[Records from a dataset]
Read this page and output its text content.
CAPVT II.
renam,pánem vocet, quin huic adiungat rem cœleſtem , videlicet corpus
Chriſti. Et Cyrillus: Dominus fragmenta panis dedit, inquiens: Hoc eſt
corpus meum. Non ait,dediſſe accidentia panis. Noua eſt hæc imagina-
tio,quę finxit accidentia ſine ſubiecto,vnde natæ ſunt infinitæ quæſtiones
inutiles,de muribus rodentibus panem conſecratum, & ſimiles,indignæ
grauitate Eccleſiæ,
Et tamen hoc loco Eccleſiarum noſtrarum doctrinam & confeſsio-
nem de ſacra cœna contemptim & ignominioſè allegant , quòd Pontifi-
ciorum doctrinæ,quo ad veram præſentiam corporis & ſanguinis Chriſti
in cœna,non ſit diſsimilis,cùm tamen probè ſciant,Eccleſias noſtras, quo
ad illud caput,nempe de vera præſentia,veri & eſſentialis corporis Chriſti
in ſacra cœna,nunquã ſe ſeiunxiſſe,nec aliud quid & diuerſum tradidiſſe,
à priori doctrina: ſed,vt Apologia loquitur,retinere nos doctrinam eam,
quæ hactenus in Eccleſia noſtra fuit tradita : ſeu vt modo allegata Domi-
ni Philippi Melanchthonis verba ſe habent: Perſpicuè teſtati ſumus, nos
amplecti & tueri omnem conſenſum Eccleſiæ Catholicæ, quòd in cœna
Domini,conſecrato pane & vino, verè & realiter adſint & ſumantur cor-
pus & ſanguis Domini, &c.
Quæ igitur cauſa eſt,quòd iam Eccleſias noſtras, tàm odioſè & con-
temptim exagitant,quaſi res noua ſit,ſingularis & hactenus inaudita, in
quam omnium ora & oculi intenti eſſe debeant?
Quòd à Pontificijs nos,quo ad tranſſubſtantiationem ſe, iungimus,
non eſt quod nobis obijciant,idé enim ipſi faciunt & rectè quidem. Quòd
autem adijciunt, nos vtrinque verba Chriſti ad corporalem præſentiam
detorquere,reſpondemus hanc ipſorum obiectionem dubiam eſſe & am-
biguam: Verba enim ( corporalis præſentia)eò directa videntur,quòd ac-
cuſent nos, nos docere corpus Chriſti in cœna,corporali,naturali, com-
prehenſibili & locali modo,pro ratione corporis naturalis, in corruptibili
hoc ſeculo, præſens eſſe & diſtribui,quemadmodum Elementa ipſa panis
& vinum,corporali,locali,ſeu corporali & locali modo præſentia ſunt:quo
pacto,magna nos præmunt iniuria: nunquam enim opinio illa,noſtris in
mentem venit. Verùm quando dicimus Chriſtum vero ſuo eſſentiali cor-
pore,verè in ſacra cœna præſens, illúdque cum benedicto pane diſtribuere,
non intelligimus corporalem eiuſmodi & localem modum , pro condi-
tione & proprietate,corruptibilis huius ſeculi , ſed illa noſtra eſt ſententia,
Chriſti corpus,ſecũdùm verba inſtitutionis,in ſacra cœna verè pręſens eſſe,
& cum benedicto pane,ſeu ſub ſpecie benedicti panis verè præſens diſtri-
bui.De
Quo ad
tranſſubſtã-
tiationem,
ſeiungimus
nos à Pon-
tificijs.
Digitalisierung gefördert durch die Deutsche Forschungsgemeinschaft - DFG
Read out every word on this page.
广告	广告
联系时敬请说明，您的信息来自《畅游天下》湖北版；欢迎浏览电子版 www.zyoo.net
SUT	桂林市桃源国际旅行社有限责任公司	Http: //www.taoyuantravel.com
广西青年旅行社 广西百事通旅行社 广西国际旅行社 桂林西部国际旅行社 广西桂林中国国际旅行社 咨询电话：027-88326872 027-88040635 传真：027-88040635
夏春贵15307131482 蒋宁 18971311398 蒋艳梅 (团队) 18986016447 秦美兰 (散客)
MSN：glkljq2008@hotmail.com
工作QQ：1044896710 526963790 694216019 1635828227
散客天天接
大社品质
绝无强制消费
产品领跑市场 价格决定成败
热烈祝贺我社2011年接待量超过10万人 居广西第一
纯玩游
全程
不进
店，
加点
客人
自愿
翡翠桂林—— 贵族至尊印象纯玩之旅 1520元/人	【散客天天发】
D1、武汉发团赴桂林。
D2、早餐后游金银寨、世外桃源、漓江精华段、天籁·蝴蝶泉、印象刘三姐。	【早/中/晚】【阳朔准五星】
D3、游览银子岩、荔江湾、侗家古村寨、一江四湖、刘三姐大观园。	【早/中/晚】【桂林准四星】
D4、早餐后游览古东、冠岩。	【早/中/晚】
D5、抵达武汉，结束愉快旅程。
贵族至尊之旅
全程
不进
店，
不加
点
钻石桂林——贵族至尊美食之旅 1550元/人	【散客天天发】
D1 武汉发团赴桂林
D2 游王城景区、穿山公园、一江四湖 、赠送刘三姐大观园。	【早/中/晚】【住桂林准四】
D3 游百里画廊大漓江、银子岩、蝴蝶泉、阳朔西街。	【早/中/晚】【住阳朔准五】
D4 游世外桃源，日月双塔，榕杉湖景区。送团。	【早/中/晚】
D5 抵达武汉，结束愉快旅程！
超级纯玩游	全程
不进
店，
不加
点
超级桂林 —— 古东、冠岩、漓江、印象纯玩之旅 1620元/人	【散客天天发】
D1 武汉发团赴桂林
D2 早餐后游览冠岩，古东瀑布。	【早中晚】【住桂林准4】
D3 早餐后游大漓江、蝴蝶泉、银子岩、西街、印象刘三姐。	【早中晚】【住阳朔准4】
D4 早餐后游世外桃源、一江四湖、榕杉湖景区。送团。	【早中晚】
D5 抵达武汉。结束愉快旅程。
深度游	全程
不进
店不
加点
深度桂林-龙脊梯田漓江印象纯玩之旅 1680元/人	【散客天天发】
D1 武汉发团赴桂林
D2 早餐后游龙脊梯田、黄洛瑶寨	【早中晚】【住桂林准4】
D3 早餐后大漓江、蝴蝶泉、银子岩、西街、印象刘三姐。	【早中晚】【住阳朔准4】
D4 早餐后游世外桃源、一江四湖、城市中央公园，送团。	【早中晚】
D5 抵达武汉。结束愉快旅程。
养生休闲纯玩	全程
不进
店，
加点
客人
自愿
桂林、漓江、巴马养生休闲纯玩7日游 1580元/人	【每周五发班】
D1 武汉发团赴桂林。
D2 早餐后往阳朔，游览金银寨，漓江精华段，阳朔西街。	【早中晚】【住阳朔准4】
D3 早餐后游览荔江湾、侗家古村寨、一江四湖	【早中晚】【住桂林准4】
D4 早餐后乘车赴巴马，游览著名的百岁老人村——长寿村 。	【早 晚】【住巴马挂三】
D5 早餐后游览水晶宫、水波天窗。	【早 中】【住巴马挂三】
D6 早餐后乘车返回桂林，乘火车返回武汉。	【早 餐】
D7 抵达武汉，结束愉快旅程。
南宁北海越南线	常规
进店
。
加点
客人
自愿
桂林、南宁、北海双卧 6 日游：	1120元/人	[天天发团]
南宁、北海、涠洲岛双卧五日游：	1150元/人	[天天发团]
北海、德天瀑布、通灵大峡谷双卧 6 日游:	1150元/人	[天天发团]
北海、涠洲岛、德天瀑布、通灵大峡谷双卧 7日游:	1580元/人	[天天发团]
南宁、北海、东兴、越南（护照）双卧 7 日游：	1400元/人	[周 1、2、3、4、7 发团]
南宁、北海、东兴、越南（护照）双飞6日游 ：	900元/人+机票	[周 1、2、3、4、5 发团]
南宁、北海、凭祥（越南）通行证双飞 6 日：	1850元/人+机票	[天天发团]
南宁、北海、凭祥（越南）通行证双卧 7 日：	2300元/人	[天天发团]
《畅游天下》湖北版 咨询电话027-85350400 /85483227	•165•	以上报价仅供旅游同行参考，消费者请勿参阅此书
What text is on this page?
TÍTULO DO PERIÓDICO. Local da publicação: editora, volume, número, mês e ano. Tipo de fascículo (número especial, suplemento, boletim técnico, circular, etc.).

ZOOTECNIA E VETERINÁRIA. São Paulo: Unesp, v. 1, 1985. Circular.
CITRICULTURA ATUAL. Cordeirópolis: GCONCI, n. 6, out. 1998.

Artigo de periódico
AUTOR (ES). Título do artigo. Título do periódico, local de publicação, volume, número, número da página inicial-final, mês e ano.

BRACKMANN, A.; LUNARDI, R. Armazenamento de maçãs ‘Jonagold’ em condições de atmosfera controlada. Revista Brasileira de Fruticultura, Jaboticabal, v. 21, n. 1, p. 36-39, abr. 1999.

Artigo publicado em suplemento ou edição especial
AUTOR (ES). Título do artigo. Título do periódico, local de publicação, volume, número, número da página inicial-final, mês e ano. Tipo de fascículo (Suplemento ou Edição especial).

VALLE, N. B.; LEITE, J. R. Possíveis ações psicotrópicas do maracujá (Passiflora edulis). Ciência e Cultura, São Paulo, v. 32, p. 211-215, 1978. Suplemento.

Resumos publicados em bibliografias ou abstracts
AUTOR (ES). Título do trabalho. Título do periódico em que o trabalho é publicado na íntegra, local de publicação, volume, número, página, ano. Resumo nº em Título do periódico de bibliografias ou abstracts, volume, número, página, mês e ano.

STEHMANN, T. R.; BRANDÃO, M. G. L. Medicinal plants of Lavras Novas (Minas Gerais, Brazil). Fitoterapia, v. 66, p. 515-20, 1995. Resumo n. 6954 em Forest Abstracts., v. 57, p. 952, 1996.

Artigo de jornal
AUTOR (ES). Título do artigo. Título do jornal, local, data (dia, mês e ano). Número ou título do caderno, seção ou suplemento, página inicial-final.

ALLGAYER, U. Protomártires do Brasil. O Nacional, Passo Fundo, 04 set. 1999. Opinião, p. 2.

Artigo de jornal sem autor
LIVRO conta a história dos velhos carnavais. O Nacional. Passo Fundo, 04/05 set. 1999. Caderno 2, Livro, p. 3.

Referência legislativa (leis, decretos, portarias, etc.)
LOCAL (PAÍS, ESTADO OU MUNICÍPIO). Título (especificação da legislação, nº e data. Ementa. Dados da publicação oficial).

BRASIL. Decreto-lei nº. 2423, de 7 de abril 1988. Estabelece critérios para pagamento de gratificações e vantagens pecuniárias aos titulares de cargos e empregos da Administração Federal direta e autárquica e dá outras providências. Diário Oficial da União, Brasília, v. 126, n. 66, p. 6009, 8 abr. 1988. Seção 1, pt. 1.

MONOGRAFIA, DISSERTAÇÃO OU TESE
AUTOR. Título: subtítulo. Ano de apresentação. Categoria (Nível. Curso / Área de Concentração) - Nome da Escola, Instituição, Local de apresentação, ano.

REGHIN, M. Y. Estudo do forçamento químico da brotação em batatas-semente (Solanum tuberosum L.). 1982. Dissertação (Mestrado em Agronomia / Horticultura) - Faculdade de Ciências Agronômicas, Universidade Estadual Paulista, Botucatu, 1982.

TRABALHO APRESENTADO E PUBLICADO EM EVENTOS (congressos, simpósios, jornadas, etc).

§ What you are asked to do: State how many lines of the records above contain "阳朔西街", with no words besides the number.

§ Response to this task: 2